TASK GOAL: Reproduce every entry below precisely. Pictures are excluded from the copy.

MATERIAL PROVIDED:

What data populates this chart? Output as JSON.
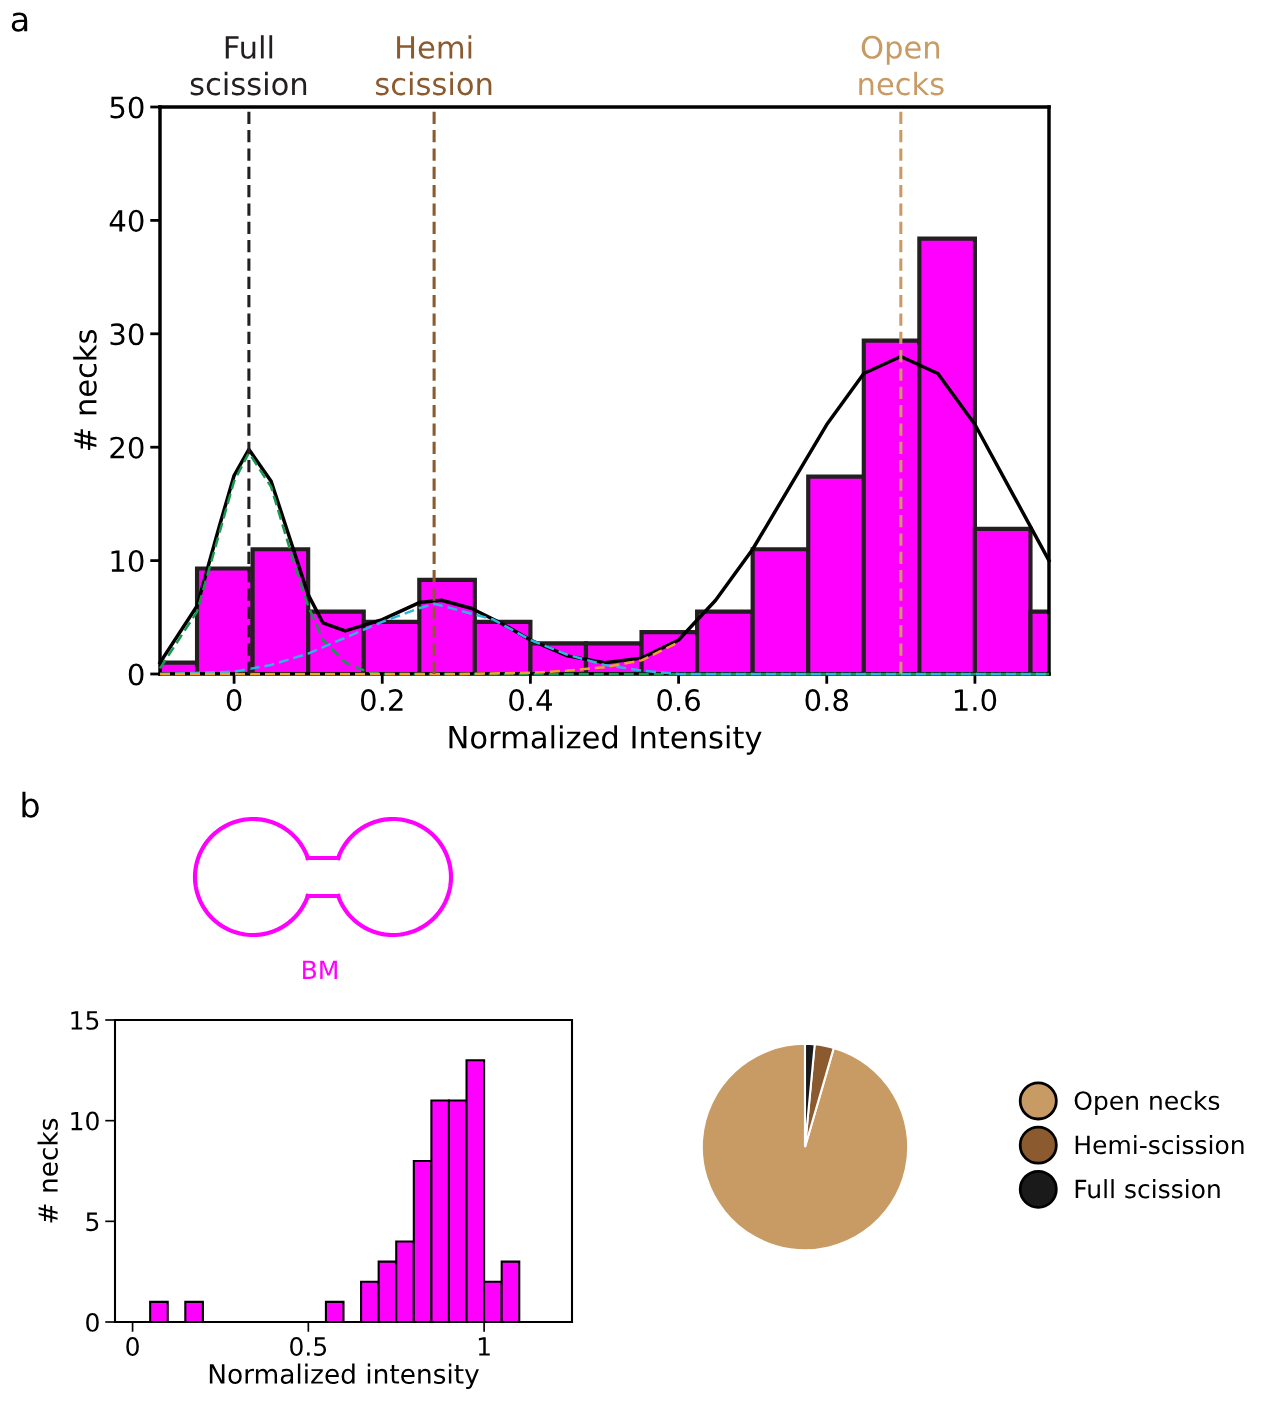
{
  "chart_data": [
    {
      "type": "histogram",
      "xlabel": "Normalized Intensity",
      "ylabel": "# necks",
      "color": "#ff00ff",
      "bins": [
        -0.125,
        -0.05,
        0.025,
        0.1,
        0.175,
        0.25,
        0.325,
        0.4,
        0.475,
        0.55,
        0.625,
        0.7,
        0.775,
        0.85,
        0.925,
        1.0,
        1.075,
        1.15
      ],
      "values": [
        1,
        9.3,
        11,
        5.5,
        4.6,
        8.3,
        4.6,
        2.7,
        2.7,
        3.7,
        5.5,
        11,
        17.4,
        29.4,
        38.4,
        12.8,
        5.5
      ],
      "series": [
        {
          "type": "line",
          "color": "#000000",
          "line_style": "solid",
          "x": [
            -0.1,
            -0.05,
            -0.02,
            0,
            0.02,
            0.05,
            0.08,
            0.1,
            0.12,
            0.15,
            0.2,
            0.25,
            0.28,
            0.32,
            0.36,
            0.4,
            0.45,
            0.5,
            0.55,
            0.6,
            0.65,
            0.7,
            0.75,
            0.8,
            0.85,
            0.9,
            0.95,
            1.0,
            1.05,
            1.1
          ],
          "values": [
            1,
            6,
            13,
            17.5,
            19.8,
            17,
            11,
            7,
            4.5,
            3.8,
            4.8,
            6.3,
            6.5,
            5.8,
            4.5,
            3,
            1.6,
            1,
            1.4,
            3,
            6.5,
            11,
            16.5,
            22,
            26.5,
            28,
            26.5,
            22,
            16,
            10
          ]
        },
        {
          "type": "line",
          "color": "#1a9850",
          "line_style": "dashed",
          "x": [
            -0.1,
            -0.05,
            0,
            0.02,
            0.05,
            0.08,
            0.1,
            0.12,
            0.15,
            0.18,
            0.2,
            1.1
          ],
          "values": [
            0.5,
            5.5,
            17,
            19.5,
            16.5,
            10,
            6,
            3,
            1,
            0.2,
            0,
            0
          ]
        },
        {
          "type": "line",
          "color": "#29b6e0",
          "line_style": "dashed",
          "x": [
            -0.1,
            0,
            0.05,
            0.1,
            0.15,
            0.2,
            0.25,
            0.27,
            0.35,
            0.4,
            0.45,
            0.5,
            0.55,
            0.6,
            1.1
          ],
          "values": [
            0,
            0.2,
            0.8,
            1.8,
            3.2,
            4.6,
            5.8,
            6.2,
            4.8,
            3,
            1.7,
            0.8,
            0.3,
            0,
            0
          ]
        },
        {
          "type": "line",
          "color": "#f0a030",
          "line_style": "dashed",
          "x": [
            -0.1,
            0.3,
            0.4,
            0.45,
            0.5,
            0.55,
            0.6
          ],
          "values": [
            0,
            0,
            0.1,
            0.3,
            0.6,
            1.2,
            2.8
          ]
        }
      ],
      "xlim": [
        -0.1,
        1.1
      ],
      "ylim": [
        0,
        50
      ],
      "xticks": [
        0,
        0.2,
        0.4,
        0.6,
        0.8,
        {
          "value": 1.0,
          "label": "1.0"
        }
      ],
      "yticks": [
        0,
        10,
        20,
        30,
        40,
        50
      ],
      "ref_lines": [
        {
          "axis": "x",
          "value": 0.02,
          "label": "Full\nscission",
          "color": "#231f20",
          "line_style": "dashed"
        },
        {
          "axis": "x",
          "value": 0.27,
          "label": "Hemi\nscission",
          "color": "#8b5a2f",
          "line_style": "dashed"
        },
        {
          "axis": "x",
          "value": 0.9,
          "label": "Open\nnecks",
          "color": "#c89b64",
          "line_style": "dashed"
        }
      ],
      "annotations": [
        "a"
      ],
      "grid": false
    },
    {
      "type": "histogram",
      "xlabel": "Normalized intensity",
      "ylabel": "# necks",
      "color": "#ff00ff",
      "bins": [
        0.05,
        0.1,
        0.15,
        0.2,
        0.25,
        0.3,
        0.35,
        0.4,
        0.45,
        0.5,
        0.55,
        0.6,
        0.65,
        0.7,
        0.75,
        0.8,
        0.85,
        0.9,
        0.95,
        1.0,
        1.05,
        1.1
      ],
      "values": [
        1,
        0,
        1,
        0,
        0,
        0,
        0,
        0,
        0,
        0,
        1,
        0,
        2,
        3,
        4,
        8,
        11,
        11,
        13,
        2,
        3
      ],
      "xlim": [
        -0.05,
        1.25
      ],
      "ylim": [
        0,
        15
      ],
      "xticks": [
        0,
        0.5,
        1
      ],
      "yticks": [
        0,
        5,
        10,
        15
      ],
      "annotations": [
        "b",
        "BM"
      ],
      "grid": false
    },
    {
      "type": "pie",
      "categories": [
        "Open necks",
        "Hemi-scission",
        "Full scission"
      ],
      "values": [
        95.5,
        3,
        1.5
      ],
      "colors": [
        "#c89b64",
        "#8b5a2f",
        "#1a1a1a"
      ],
      "legend": "right"
    }
  ]
}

RESPONSE TO THE TASK:
What data populates this chart? Output as JSON.
{
  "chart_data": [
    {
      "type": "histogram",
      "xlabel": "Normalized Intensity",
      "ylabel": "# necks",
      "color": "#ff00ff",
      "bins": [
        -0.125,
        -0.05,
        0.025,
        0.1,
        0.175,
        0.25,
        0.325,
        0.4,
        0.475,
        0.55,
        0.625,
        0.7,
        0.775,
        0.85,
        0.925,
        1.0,
        1.075,
        1.15
      ],
      "values": [
        1,
        9.3,
        11,
        5.5,
        4.6,
        8.3,
        4.6,
        2.7,
        2.7,
        3.7,
        5.5,
        11,
        17.4,
        29.4,
        38.4,
        12.8,
        5.5
      ],
      "series": [
        {
          "type": "line",
          "color": "#000000",
          "line_style": "solid",
          "x": [
            -0.1,
            -0.05,
            -0.02,
            0,
            0.02,
            0.05,
            0.08,
            0.1,
            0.12,
            0.15,
            0.2,
            0.25,
            0.28,
            0.32,
            0.36,
            0.4,
            0.45,
            0.5,
            0.55,
            0.6,
            0.65,
            0.7,
            0.75,
            0.8,
            0.85,
            0.9,
            0.95,
            1.0,
            1.05,
            1.1
          ],
          "values": [
            1,
            6,
            13,
            17.5,
            19.8,
            17,
            11,
            7,
            4.5,
            3.8,
            4.8,
            6.3,
            6.5,
            5.8,
            4.5,
            3,
            1.6,
            1,
            1.4,
            3,
            6.5,
            11,
            16.5,
            22,
            26.5,
            28,
            26.5,
            22,
            16,
            10
          ]
        },
        {
          "type": "line",
          "color": "#1a9850",
          "line_style": "dashed",
          "x": [
            -0.1,
            -0.05,
            0,
            0.02,
            0.05,
            0.08,
            0.1,
            0.12,
            0.15,
            0.18,
            0.2,
            1.1
          ],
          "values": [
            0.5,
            5.5,
            17,
            19.5,
            16.5,
            10,
            6,
            3,
            1,
            0.2,
            0,
            0
          ]
        },
        {
          "type": "line",
          "color": "#29b6e0",
          "line_style": "dashed",
          "x": [
            -0.1,
            0,
            0.05,
            0.1,
            0.15,
            0.2,
            0.25,
            0.27,
            0.35,
            0.4,
            0.45,
            0.5,
            0.55,
            0.6,
            1.1
          ],
          "values": [
            0,
            0.2,
            0.8,
            1.8,
            3.2,
            4.6,
            5.8,
            6.2,
            4.8,
            3,
            1.7,
            0.8,
            0.3,
            0,
            0
          ]
        },
        {
          "type": "line",
          "color": "#f0a030",
          "line_style": "dashed",
          "x": [
            -0.1,
            0.3,
            0.4,
            0.45,
            0.5,
            0.55,
            0.6
          ],
          "values": [
            0,
            0,
            0.1,
            0.3,
            0.6,
            1.2,
            2.8
          ]
        }
      ],
      "xlim": [
        -0.1,
        1.1
      ],
      "ylim": [
        0,
        50
      ],
      "xticks": [
        0,
        0.2,
        0.4,
        0.6,
        0.8,
        {
          "value": 1.0,
          "label": "1.0"
        }
      ],
      "yticks": [
        0,
        10,
        20,
        30,
        40,
        50
      ],
      "ref_lines": [
        {
          "axis": "x",
          "value": 0.02,
          "label": "Full\nscission",
          "color": "#231f20",
          "line_style": "dashed"
        },
        {
          "axis": "x",
          "value": 0.27,
          "label": "Hemi\nscission",
          "color": "#8b5a2f",
          "line_style": "dashed"
        },
        {
          "axis": "x",
          "value": 0.9,
          "label": "Open\nnecks",
          "color": "#c89b64",
          "line_style": "dashed"
        }
      ],
      "annotations": [
        "a"
      ],
      "grid": false
    },
    {
      "type": "histogram",
      "xlabel": "Normalized intensity",
      "ylabel": "# necks",
      "color": "#ff00ff",
      "bins": [
        0.05,
        0.1,
        0.15,
        0.2,
        0.25,
        0.3,
        0.35,
        0.4,
        0.45,
        0.5,
        0.55,
        0.6,
        0.65,
        0.7,
        0.75,
        0.8,
        0.85,
        0.9,
        0.95,
        1.0,
        1.05,
        1.1
      ],
      "values": [
        1,
        0,
        1,
        0,
        0,
        0,
        0,
        0,
        0,
        0,
        1,
        0,
        2,
        3,
        4,
        8,
        11,
        11,
        13,
        2,
        3
      ],
      "xlim": [
        -0.05,
        1.25
      ],
      "ylim": [
        0,
        15
      ],
      "xticks": [
        0,
        0.5,
        1
      ],
      "yticks": [
        0,
        5,
        10,
        15
      ],
      "annotations": [
        "b",
        "BM"
      ],
      "grid": false
    },
    {
      "type": "pie",
      "categories": [
        "Open necks",
        "Hemi-scission",
        "Full scission"
      ],
      "values": [
        95.5,
        3,
        1.5
      ],
      "colors": [
        "#c89b64",
        "#8b5a2f",
        "#1a1a1a"
      ],
      "legend": "right"
    }
  ]
}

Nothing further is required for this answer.